* [SHORT EXERCISE] All the data should be repeated exactly. Any image in it is left out.

* [STORED ROWS]
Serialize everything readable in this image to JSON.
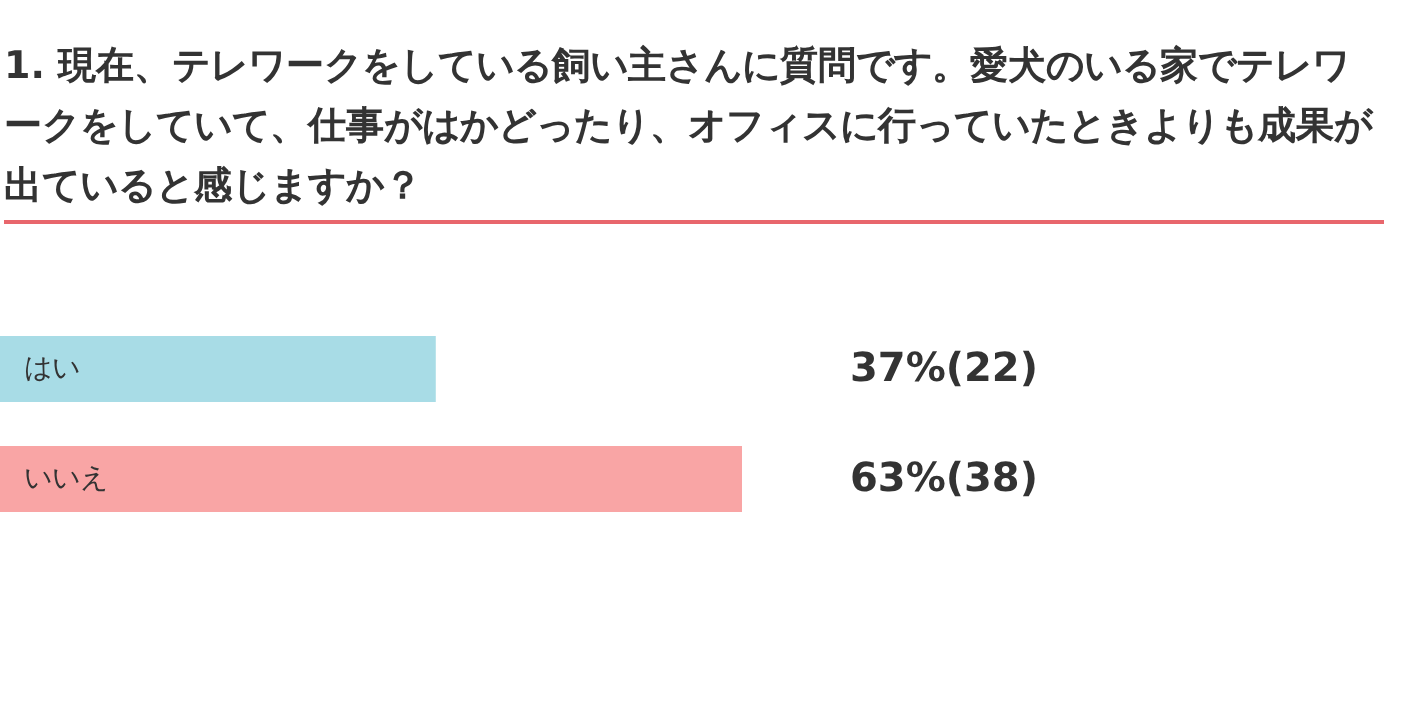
{
  "chart_data": {
    "type": "bar",
    "orientation": "horizontal",
    "title": "1. 現在、テレワークをしている飼い主さんに質問です。愛犬のいる家でテレワークをしていて、仕事がはかどったり、オフィスに行っていたときよりも成果が出ていると感じますか？",
    "categories": [
      "はい",
      "いいえ"
    ],
    "values": [
      37,
      63
    ],
    "colors": [
      "#a8dce6",
      "#f9a5a5"
    ],
    "value_labels": [
      "37%(22)",
      "63%(38)"
    ]
  }
}
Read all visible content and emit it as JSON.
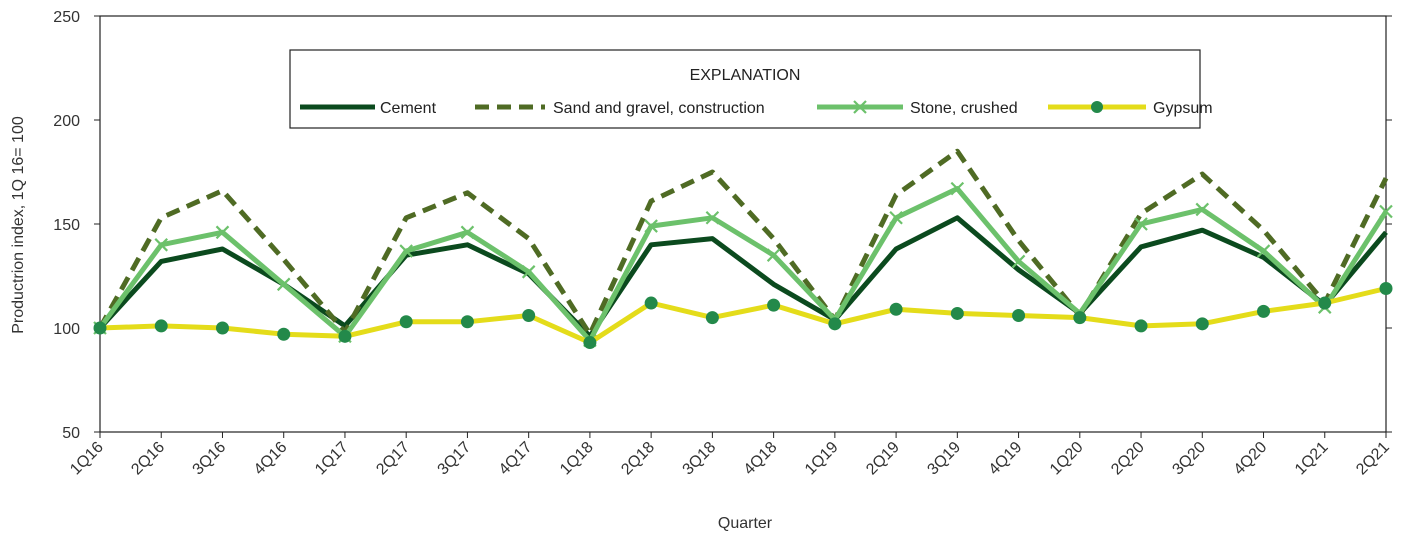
{
  "chart_data": {
    "type": "line",
    "title": "",
    "xlabel": "Quarter",
    "ylabel": "Productrion index, 1Q 16= 100",
    "ylim": [
      50,
      250
    ],
    "yticks": [
      50,
      100,
      150,
      200,
      250
    ],
    "grid": false,
    "legend": {
      "title": "EXPLANATION",
      "placement": "top-center"
    },
    "categories": [
      "1Q16",
      "2Q16",
      "3Q16",
      "4Q16",
      "1Q17",
      "2Q17",
      "3Q17",
      "4Q17",
      "1Q18",
      "2Q18",
      "3Q18",
      "4Q18",
      "1Q19",
      "2Q19",
      "3Q19",
      "4Q19",
      "1Q20",
      "2Q20",
      "3Q20",
      "4Q20",
      "1Q21",
      "2Q21"
    ],
    "series": [
      {
        "name": "Cement",
        "color": "#0b4a1e",
        "style": "solid",
        "marker": "none",
        "values": [
          100,
          132,
          138,
          121,
          101,
          135,
          140,
          126,
          96,
          140,
          143,
          121,
          104,
          138,
          153,
          128,
          107,
          139,
          147,
          134,
          111,
          146
        ]
      },
      {
        "name": "Sand and gravel, construction",
        "color": "#4f6b24",
        "style": "dashed",
        "marker": "none",
        "values": [
          100,
          153,
          166,
          133,
          98,
          153,
          165,
          143,
          97,
          161,
          175,
          143,
          104,
          164,
          185,
          142,
          106,
          155,
          174,
          147,
          112,
          172
        ]
      },
      {
        "name": "Stone, crushed",
        "color": "#6cc16b",
        "style": "solid",
        "marker": "x",
        "values": [
          100,
          140,
          146,
          121,
          96,
          137,
          146,
          127,
          94,
          149,
          153,
          135,
          104,
          153,
          167,
          132,
          107,
          150,
          157,
          137,
          110,
          156
        ]
      },
      {
        "name": "Gypsum",
        "color": "#e4dc1a",
        "markerColor": "#23894a",
        "style": "solid",
        "marker": "circle",
        "values": [
          100,
          101,
          100,
          97,
          96,
          103,
          103,
          106,
          93,
          112,
          105,
          111,
          102,
          109,
          107,
          106,
          105,
          101,
          102,
          108,
          112,
          119
        ]
      }
    ]
  }
}
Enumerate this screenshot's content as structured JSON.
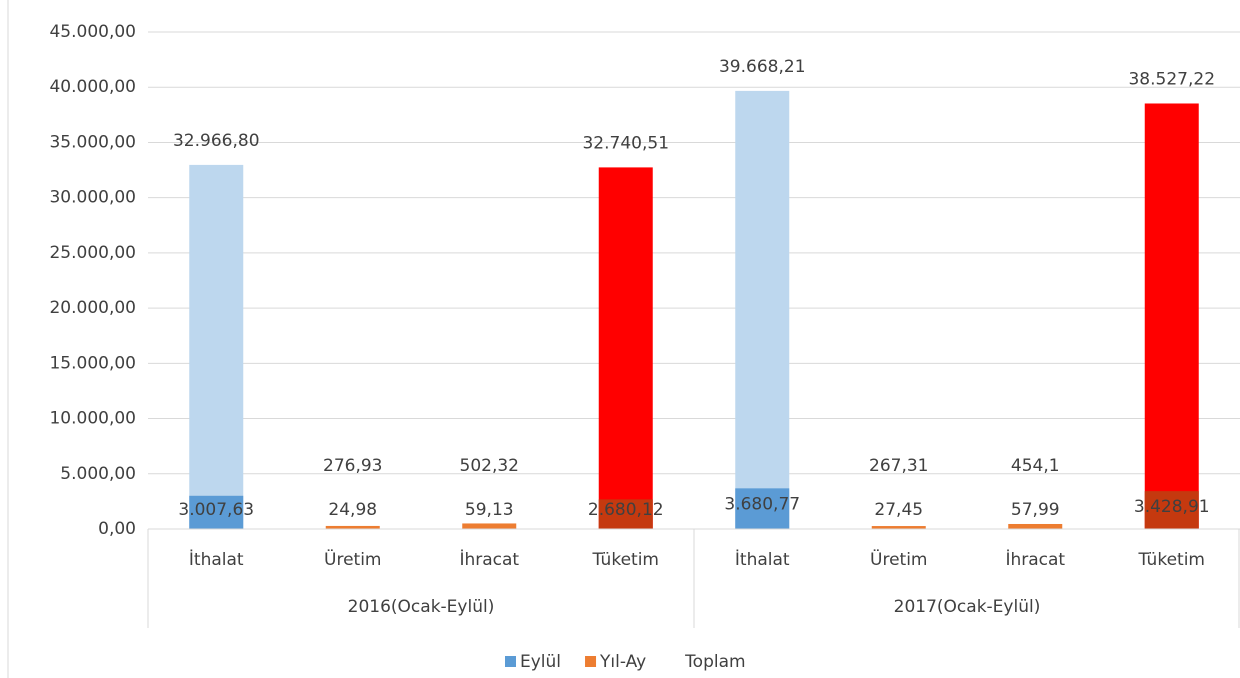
{
  "chart_data": {
    "type": "bar",
    "categories": [
      "İthalat",
      "Üretim",
      "İhracat",
      "Tüketim",
      "İthalat",
      "Üretim",
      "İhracat",
      "Tüketim"
    ],
    "groups": [
      {
        "label": "2016(Ocak-Eylül)",
        "span": 4
      },
      {
        "label": "2017(Ocak-Eylül)",
        "span": 4
      }
    ],
    "series": [
      {
        "name": "Eylül",
        "color": "#5b9bd5",
        "point_colors": [
          "#5b9bd5",
          "#ed7d31",
          "#ed7d31",
          "#c5390f",
          "#5b9bd5",
          "#ed7d31",
          "#ed7d31",
          "#c5390f"
        ],
        "values": [
          3007.63,
          24.98,
          59.13,
          2680.12,
          3680.77,
          27.45,
          57.99,
          3428.91
        ],
        "value_labels": [
          "3.007,63",
          "24,98",
          "59,13",
          "2.680,12",
          "3.680,77",
          "27,45",
          "57,99",
          "3.428,91"
        ]
      },
      {
        "name": "Yıl-Ay",
        "color": "#ed7d31",
        "point_colors": [
          "#bdd7ee",
          "#ed7d31",
          "#ed7d31",
          "#ff0000",
          "#bdd7ee",
          "#ed7d31",
          "#ed7d31",
          "#ff0000"
        ],
        "values": [
          32966.8,
          276.93,
          502.32,
          32740.51,
          39668.21,
          267.31,
          454.1,
          38527.22
        ],
        "value_labels": [
          "32.966,80",
          "276,93",
          "502,32",
          "32.740,51",
          "39.668,21",
          "267,31",
          "454,1",
          "38.527,22"
        ]
      }
    ],
    "extra_legend": "Toplam",
    "ylim": [
      0,
      45000
    ],
    "yticks": [
      {
        "value": 0,
        "label": "0,00"
      },
      {
        "value": 5000,
        "label": "5.000,00"
      },
      {
        "value": 10000,
        "label": "10.000,00"
      },
      {
        "value": 15000,
        "label": "15.000,00"
      },
      {
        "value": 20000,
        "label": "20.000,00"
      },
      {
        "value": 25000,
        "label": "25.000,00"
      },
      {
        "value": 30000,
        "label": "30.000,00"
      },
      {
        "value": 35000,
        "label": "35.000,00"
      },
      {
        "value": 40000,
        "label": "40.000,00"
      },
      {
        "value": 45000,
        "label": "45.000,00"
      }
    ],
    "grid": true
  }
}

* [RESULT FOR THIS TASK]
Serialize everything readable in this image to JSON.
{
  "chart_data": {
    "type": "bar",
    "orientation": "horizontal",
    "title": "1. 現在、テレワークをしている飼い主さんに質問です。愛犬のいる家でテレワークをしていて、仕事がはかどったり、オフィスに行っていたときよりも成果が出ていると感じますか？",
    "categories": [
      "はい",
      "いいえ"
    ],
    "values": [
      37,
      63
    ],
    "colors": [
      "#a8dce6",
      "#f9a5a5"
    ],
    "value_labels": [
      "37%(22)",
      "63%(38)"
    ]
  }
}
Read all visible content and emit it as JSON.
{
  "chart_data": {
    "type": "line",
    "title": "",
    "xlabel": "Quarter",
    "ylabel": "Productrion index, 1Q 16= 100",
    "ylim": [
      50,
      250
    ],
    "yticks": [
      50,
      100,
      150,
      200,
      250
    ],
    "grid": false,
    "legend": {
      "title": "EXPLANATION",
      "placement": "top-center"
    },
    "categories": [
      "1Q16",
      "2Q16",
      "3Q16",
      "4Q16",
      "1Q17",
      "2Q17",
      "3Q17",
      "4Q17",
      "1Q18",
      "2Q18",
      "3Q18",
      "4Q18",
      "1Q19",
      "2Q19",
      "3Q19",
      "4Q19",
      "1Q20",
      "2Q20",
      "3Q20",
      "4Q20",
      "1Q21",
      "2Q21"
    ],
    "series": [
      {
        "name": "Cement",
        "color": "#0b4a1e",
        "style": "solid",
        "marker": "none",
        "values": [
          100,
          132,
          138,
          121,
          101,
          135,
          140,
          126,
          96,
          140,
          143,
          121,
          104,
          138,
          153,
          128,
          107,
          139,
          147,
          134,
          111,
          146
        ]
      },
      {
        "name": "Sand and gravel, construction",
        "color": "#4f6b24",
        "style": "dashed",
        "marker": "none",
        "values": [
          100,
          153,
          166,
          133,
          98,
          153,
          165,
          143,
          97,
          161,
          175,
          143,
          104,
          164,
          185,
          142,
          106,
          155,
          174,
          147,
          112,
          172
        ]
      },
      {
        "name": "Stone, crushed",
        "color": "#6cc16b",
        "style": "solid",
        "marker": "x",
        "values": [
          100,
          140,
          146,
          121,
          96,
          137,
          146,
          127,
          94,
          149,
          153,
          135,
          104,
          153,
          167,
          132,
          107,
          150,
          157,
          137,
          110,
          156
        ]
      },
      {
        "name": "Gypsum",
        "color": "#e4dc1a",
        "markerColor": "#23894a",
        "style": "solid",
        "marker": "circle",
        "values": [
          100,
          101,
          100,
          97,
          96,
          103,
          103,
          106,
          93,
          112,
          105,
          111,
          102,
          109,
          107,
          106,
          105,
          101,
          102,
          108,
          112,
          119
        ]
      }
    ]
  }
}
Enumerate this screenshot's content as structured JSON.
{
  "chart_data": {
    "type": "bar",
    "categories": [
      "İthalat",
      "Üretim",
      "İhracat",
      "Tüketim",
      "İthalat",
      "Üretim",
      "İhracat",
      "Tüketim"
    ],
    "groups": [
      {
        "label": "2016(Ocak-Eylül)",
        "span": 4
      },
      {
        "label": "2017(Ocak-Eylül)",
        "span": 4
      }
    ],
    "series": [
      {
        "name": "Eylül",
        "color": "#5b9bd5",
        "point_colors": [
          "#5b9bd5",
          "#ed7d31",
          "#ed7d31",
          "#c5390f",
          "#5b9bd5",
          "#ed7d31",
          "#ed7d31",
          "#c5390f"
        ],
        "values": [
          3007.63,
          24.98,
          59.13,
          2680.12,
          3680.77,
          27.45,
          57.99,
          3428.91
        ],
        "value_labels": [
          "3.007,63",
          "24,98",
          "59,13",
          "2.680,12",
          "3.680,77",
          "27,45",
          "57,99",
          "3.428,91"
        ]
      },
      {
        "name": "Yıl-Ay",
        "color": "#ed7d31",
        "point_colors": [
          "#bdd7ee",
          "#ed7d31",
          "#ed7d31",
          "#ff0000",
          "#bdd7ee",
          "#ed7d31",
          "#ed7d31",
          "#ff0000"
        ],
        "values": [
          32966.8,
          276.93,
          502.32,
          32740.51,
          39668.21,
          267.31,
          454.1,
          38527.22
        ],
        "value_labels": [
          "32.966,80",
          "276,93",
          "502,32",
          "32.740,51",
          "39.668,21",
          "267,31",
          "454,1",
          "38.527,22"
        ]
      }
    ],
    "extra_legend": "Toplam",
    "ylim": [
      0,
      45000
    ],
    "yticks": [
      {
        "value": 0,
        "label": "0,00"
      },
      {
        "value": 5000,
        "label": "5.000,00"
      },
      {
        "value": 10000,
        "label": "10.000,00"
      },
      {
        "value": 15000,
        "label": "15.000,00"
      },
      {
        "value": 20000,
        "label": "20.000,00"
      },
      {
        "value": 25000,
        "label": "25.000,00"
      },
      {
        "value": 30000,
        "label": "30.000,00"
      },
      {
        "value": 35000,
        "label": "35.000,00"
      },
      {
        "value": 40000,
        "label": "40.000,00"
      },
      {
        "value": 45000,
        "label": "45.000,00"
      }
    ],
    "grid": true
  }
}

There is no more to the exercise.